Aim of the exercise —
A verbatim copy of the records is required, with all pictures left out.

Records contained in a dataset

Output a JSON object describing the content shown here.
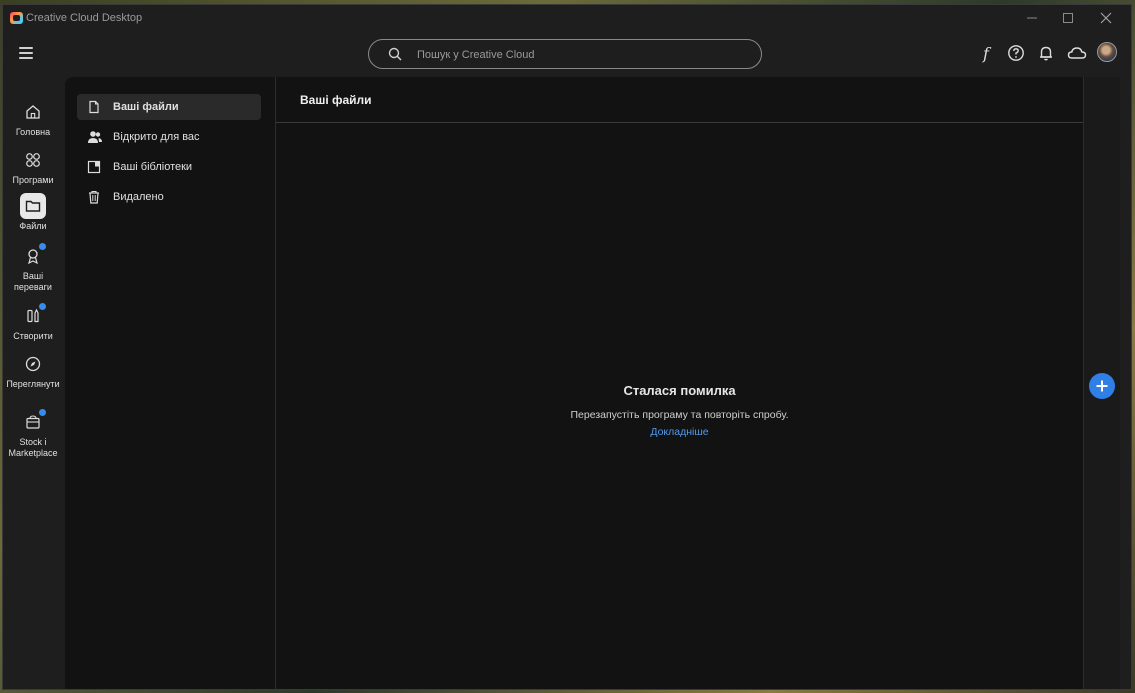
{
  "window": {
    "title": "Creative Cloud Desktop"
  },
  "header": {
    "search_placeholder": "Пошук у Creative Cloud",
    "font_icon_glyph": "f"
  },
  "rail": {
    "items": [
      {
        "label": "Головна",
        "icon": "home-icon"
      },
      {
        "label": "Програми",
        "icon": "apps-icon"
      },
      {
        "label": "Файли",
        "icon": "folder-icon",
        "active": true
      },
      {
        "label": "Ваші переваги",
        "icon": "badge-icon",
        "dot": true
      },
      {
        "label": "Створити",
        "icon": "create-icon",
        "dot": true
      },
      {
        "label": "Переглянути",
        "icon": "compass-icon"
      },
      {
        "label": "Stock і Marketplace",
        "icon": "stock-icon",
        "dot": true
      }
    ]
  },
  "subnav": {
    "items": [
      {
        "label": "Ваші файли",
        "icon": "file-icon",
        "active": true
      },
      {
        "label": "Відкрито для вас",
        "icon": "shared-users-icon"
      },
      {
        "label": "Ваші бібліотеки",
        "icon": "library-icon"
      },
      {
        "label": "Видалено",
        "icon": "trash-icon"
      }
    ]
  },
  "content": {
    "title": "Ваші файли",
    "error_title": "Сталася помилка",
    "error_message": "Перезапустіть програму та повторіть спробу.",
    "error_link": "Докладніше"
  },
  "colors": {
    "accent": "#2f7fe6",
    "link": "#4f9bf0",
    "background": "#121212"
  }
}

Result —
Output a JSON object describing the content shown here.
{
  "window": {
    "title": "Creative Cloud Desktop"
  },
  "header": {
    "search_placeholder": "Пошук у Creative Cloud",
    "font_icon_glyph": "f"
  },
  "rail": {
    "items": [
      {
        "label": "Головна",
        "icon": "home-icon"
      },
      {
        "label": "Програми",
        "icon": "apps-icon"
      },
      {
        "label": "Файли",
        "icon": "folder-icon",
        "active": true
      },
      {
        "label": "Ваші переваги",
        "icon": "badge-icon",
        "dot": true
      },
      {
        "label": "Створити",
        "icon": "create-icon",
        "dot": true
      },
      {
        "label": "Переглянути",
        "icon": "compass-icon"
      },
      {
        "label": "Stock і Marketplace",
        "icon": "stock-icon",
        "dot": true
      }
    ]
  },
  "subnav": {
    "items": [
      {
        "label": "Ваші файли",
        "icon": "file-icon",
        "active": true
      },
      {
        "label": "Відкрито для вас",
        "icon": "shared-users-icon"
      },
      {
        "label": "Ваші бібліотеки",
        "icon": "library-icon"
      },
      {
        "label": "Видалено",
        "icon": "trash-icon"
      }
    ]
  },
  "content": {
    "title": "Ваші файли",
    "error_title": "Сталася помилка",
    "error_message": "Перезапустіть програму та повторіть спробу.",
    "error_link": "Докладніше"
  },
  "colors": {
    "accent": "#2f7fe6",
    "link": "#4f9bf0",
    "background": "#121212"
  }
}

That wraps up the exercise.